== Provided material

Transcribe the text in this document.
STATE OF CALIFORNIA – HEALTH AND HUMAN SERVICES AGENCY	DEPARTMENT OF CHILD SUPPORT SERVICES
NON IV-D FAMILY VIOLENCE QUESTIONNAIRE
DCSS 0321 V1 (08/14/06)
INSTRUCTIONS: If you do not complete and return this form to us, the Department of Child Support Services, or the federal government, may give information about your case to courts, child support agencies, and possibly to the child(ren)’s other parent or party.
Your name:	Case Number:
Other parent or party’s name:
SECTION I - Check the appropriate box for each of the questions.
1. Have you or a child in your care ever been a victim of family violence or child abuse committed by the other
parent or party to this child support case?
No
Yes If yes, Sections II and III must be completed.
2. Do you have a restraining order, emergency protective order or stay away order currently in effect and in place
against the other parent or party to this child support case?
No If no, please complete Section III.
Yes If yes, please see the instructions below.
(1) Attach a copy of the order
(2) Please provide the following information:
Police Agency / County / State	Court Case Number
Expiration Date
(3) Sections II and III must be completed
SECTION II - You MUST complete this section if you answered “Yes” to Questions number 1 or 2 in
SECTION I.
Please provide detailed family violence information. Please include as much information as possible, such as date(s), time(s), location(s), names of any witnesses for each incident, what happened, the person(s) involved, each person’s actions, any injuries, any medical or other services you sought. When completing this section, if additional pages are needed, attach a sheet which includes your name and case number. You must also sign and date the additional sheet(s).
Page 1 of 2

====
== Provided material

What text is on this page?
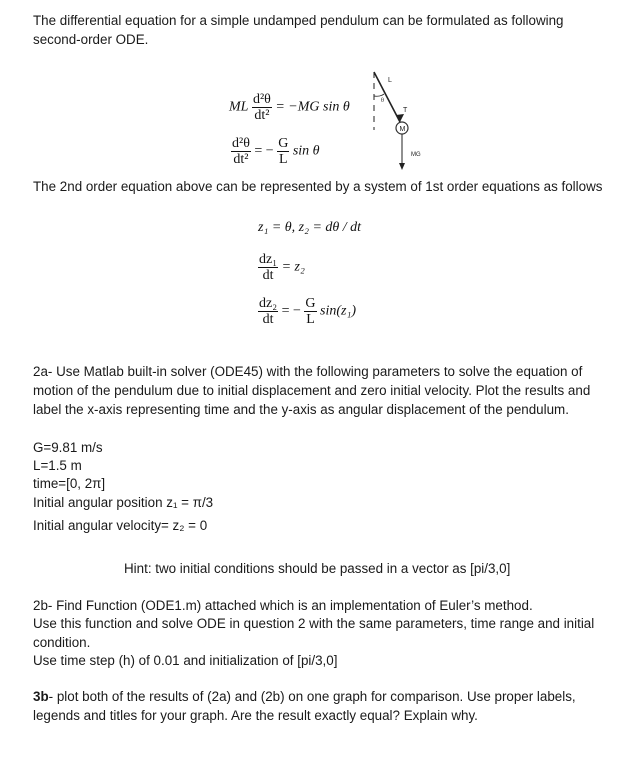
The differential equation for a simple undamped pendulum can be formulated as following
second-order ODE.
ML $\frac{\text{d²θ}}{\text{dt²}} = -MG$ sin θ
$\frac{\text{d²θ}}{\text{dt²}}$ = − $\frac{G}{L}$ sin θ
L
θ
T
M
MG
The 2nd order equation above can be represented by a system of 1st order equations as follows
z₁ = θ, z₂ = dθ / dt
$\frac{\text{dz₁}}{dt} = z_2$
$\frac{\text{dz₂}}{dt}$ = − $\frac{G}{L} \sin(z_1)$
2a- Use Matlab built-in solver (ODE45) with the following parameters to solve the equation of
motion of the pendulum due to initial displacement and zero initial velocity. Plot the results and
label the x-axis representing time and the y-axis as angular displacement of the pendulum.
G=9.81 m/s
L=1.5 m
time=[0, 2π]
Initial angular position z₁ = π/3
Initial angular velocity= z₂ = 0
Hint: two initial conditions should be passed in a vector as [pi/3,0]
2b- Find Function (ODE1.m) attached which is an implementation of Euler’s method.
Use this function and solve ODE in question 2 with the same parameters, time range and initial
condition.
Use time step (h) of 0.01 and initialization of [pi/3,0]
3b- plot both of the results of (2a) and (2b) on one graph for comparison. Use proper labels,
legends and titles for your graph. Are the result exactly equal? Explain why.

====

• _Written problem_: Using the material above, report each line where "displacement" occurs.

• _Solved exercise_:
motion of the pendulum due to initial displacement and zero initial velocity. Plot the results and
label the x-axis representing time and the y-axis as angular displacement of the pendulum.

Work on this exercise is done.